• **Aim of the task**
Reproduce, word for word, everything from the start of the records down through the line that contains "The anti-shake button 14 is at (593, 237).", including that line.

• **Data rows**
__________
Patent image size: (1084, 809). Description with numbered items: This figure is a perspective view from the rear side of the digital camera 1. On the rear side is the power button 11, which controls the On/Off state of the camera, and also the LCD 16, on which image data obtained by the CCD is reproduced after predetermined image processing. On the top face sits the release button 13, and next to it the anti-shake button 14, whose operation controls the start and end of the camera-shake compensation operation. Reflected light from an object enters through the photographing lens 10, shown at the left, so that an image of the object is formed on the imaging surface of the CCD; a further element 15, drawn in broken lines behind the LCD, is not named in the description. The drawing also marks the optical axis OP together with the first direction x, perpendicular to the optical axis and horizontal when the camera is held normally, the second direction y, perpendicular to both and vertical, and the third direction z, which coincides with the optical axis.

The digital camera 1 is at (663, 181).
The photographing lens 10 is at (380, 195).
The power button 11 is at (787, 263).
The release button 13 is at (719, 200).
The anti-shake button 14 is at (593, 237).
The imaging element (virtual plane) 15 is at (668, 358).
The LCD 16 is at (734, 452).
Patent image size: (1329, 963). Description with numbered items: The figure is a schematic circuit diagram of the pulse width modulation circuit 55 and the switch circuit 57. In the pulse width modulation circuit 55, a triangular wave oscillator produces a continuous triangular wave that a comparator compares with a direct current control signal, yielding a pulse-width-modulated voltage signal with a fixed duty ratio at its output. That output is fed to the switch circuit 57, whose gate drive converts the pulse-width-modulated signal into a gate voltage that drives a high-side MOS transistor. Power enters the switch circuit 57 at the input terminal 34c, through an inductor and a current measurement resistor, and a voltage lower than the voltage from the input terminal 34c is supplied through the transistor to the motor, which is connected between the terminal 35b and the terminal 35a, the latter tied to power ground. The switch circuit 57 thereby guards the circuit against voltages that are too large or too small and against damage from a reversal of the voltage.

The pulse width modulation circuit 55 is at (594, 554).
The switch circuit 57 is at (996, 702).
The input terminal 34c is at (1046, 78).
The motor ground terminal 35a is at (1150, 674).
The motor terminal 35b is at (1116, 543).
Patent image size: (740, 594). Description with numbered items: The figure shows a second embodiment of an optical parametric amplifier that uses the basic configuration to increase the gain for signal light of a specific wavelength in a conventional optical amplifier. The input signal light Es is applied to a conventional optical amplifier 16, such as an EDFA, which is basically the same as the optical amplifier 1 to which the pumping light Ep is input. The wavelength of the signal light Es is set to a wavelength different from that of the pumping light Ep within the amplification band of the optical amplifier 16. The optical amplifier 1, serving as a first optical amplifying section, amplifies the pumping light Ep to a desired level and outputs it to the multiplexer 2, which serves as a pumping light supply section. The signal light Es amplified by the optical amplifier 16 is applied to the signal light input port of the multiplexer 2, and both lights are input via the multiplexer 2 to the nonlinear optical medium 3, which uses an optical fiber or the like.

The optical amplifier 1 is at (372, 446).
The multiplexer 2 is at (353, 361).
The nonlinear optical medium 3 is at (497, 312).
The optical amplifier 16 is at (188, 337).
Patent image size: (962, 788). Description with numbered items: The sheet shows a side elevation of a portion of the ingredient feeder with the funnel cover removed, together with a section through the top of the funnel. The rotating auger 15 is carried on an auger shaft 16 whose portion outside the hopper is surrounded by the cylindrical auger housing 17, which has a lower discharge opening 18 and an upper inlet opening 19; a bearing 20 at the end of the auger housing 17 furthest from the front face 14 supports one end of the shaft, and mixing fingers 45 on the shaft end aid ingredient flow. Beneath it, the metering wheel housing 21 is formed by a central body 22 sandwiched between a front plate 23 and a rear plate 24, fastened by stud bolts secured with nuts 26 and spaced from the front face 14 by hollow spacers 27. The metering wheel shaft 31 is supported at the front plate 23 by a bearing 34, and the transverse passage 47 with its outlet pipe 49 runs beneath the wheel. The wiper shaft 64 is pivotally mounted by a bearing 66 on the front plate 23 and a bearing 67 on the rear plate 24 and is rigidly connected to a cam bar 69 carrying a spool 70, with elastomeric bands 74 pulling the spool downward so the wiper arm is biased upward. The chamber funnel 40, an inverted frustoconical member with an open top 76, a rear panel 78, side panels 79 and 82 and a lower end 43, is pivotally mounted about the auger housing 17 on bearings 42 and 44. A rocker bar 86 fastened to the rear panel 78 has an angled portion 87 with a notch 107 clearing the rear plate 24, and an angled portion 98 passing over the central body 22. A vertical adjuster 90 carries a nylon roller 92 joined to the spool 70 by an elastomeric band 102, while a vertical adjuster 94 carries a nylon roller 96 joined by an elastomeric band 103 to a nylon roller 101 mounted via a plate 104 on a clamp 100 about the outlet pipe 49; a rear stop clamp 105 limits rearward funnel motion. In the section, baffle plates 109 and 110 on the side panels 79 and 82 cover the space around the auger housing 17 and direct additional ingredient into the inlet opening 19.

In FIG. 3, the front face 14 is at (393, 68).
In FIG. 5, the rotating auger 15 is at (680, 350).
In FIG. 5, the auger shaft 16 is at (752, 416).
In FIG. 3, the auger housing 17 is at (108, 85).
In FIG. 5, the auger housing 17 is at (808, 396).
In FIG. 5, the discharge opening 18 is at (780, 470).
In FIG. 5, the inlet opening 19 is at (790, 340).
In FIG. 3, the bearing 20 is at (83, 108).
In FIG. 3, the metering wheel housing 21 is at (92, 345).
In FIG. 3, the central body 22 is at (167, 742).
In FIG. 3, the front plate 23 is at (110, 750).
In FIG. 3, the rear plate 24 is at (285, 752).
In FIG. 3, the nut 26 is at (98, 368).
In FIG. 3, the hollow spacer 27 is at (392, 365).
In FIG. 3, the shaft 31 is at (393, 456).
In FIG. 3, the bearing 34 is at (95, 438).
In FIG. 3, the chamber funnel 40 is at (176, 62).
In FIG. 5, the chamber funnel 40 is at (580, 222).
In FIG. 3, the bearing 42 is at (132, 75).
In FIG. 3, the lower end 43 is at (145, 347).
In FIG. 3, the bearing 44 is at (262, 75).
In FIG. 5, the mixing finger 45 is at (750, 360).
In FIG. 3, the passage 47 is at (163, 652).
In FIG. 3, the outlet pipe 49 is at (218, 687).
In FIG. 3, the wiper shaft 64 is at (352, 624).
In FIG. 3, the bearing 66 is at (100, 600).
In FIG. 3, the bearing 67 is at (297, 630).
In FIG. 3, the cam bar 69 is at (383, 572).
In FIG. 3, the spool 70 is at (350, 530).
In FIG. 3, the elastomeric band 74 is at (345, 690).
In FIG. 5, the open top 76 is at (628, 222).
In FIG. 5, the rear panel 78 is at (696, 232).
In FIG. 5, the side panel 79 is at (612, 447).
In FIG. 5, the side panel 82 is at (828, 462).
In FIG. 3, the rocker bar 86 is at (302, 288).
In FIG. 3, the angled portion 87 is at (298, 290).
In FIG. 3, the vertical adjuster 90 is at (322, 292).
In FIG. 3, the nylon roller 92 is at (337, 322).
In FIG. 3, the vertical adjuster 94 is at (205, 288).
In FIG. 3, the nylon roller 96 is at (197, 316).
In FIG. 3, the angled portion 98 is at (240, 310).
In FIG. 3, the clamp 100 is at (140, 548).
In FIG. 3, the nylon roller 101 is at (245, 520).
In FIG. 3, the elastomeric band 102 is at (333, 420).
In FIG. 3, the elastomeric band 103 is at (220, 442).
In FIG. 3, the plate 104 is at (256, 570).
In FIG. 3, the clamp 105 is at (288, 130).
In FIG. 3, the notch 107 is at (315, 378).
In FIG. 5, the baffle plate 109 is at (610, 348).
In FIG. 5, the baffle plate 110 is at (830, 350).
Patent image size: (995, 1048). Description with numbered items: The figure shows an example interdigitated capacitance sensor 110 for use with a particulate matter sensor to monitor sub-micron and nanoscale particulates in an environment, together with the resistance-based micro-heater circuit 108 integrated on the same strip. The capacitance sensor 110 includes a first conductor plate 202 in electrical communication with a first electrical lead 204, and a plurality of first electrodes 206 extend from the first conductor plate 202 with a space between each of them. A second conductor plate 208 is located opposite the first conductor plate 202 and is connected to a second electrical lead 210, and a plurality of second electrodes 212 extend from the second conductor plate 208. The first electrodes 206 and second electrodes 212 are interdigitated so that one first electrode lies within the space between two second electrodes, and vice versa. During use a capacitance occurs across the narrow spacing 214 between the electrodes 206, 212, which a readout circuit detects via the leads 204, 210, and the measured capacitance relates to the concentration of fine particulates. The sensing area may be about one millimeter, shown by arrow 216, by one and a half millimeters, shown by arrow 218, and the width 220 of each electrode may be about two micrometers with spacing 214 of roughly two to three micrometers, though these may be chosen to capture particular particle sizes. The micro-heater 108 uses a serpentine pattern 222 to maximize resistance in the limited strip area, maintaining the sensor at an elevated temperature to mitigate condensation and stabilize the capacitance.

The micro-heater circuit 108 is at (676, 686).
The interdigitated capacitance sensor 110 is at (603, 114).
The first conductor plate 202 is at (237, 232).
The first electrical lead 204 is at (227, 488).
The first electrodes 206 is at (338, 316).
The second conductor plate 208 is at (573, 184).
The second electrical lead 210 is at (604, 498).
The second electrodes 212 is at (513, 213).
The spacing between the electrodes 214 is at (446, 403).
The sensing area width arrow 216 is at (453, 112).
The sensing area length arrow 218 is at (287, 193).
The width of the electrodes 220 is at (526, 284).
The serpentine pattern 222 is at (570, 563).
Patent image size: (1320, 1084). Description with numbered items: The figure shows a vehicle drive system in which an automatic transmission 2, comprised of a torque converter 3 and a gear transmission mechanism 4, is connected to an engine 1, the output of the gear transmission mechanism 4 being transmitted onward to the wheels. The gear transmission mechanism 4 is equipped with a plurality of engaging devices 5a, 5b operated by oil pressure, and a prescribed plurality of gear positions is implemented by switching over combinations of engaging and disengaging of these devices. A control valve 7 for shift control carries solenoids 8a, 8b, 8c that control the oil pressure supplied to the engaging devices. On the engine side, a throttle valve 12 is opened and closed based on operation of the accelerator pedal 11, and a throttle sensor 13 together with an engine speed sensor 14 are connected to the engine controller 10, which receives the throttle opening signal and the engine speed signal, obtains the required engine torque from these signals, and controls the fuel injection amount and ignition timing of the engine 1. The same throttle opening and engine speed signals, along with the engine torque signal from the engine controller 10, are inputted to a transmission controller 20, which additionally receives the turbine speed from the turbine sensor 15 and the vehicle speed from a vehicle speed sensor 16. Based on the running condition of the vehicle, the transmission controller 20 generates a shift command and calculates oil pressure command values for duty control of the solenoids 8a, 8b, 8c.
__________
• **Solved exercise**
Patent image size: (1084, 809). Description with numbered items: This figure is a perspective view from the rear side of the digital camera 1. On the rear side is the power button 11, which controls the On/Off state of the camera, and also the LCD 16, on which image data obtained by the CCD is reproduced after predetermined image processing. On the top face sits the release button 13, and next to it the anti-shake button 14, whose operation controls the start and end of the camera-shake compensation operation. Reflected light from an object enters through the photographing lens 10, shown at the left, so that an image of the object is formed on the imaging surface of the CCD; a further element 15, drawn in broken lines behind the LCD, is not named in the description. The drawing also marks the optical axis OP together with the first direction x, perpendicular to the optical axis and horizontal when the camera is held normally, the second direction y, perpendicular to both and vertical, and the third direction z, which coincides with the optical axis.

The digital camera 1 is at (663, 181).
The photographing lens 10 is at (380, 195).
The power button 11 is at (787, 263).
The release button 13 is at (719, 200).
The anti-shake button 14 is at (593, 237).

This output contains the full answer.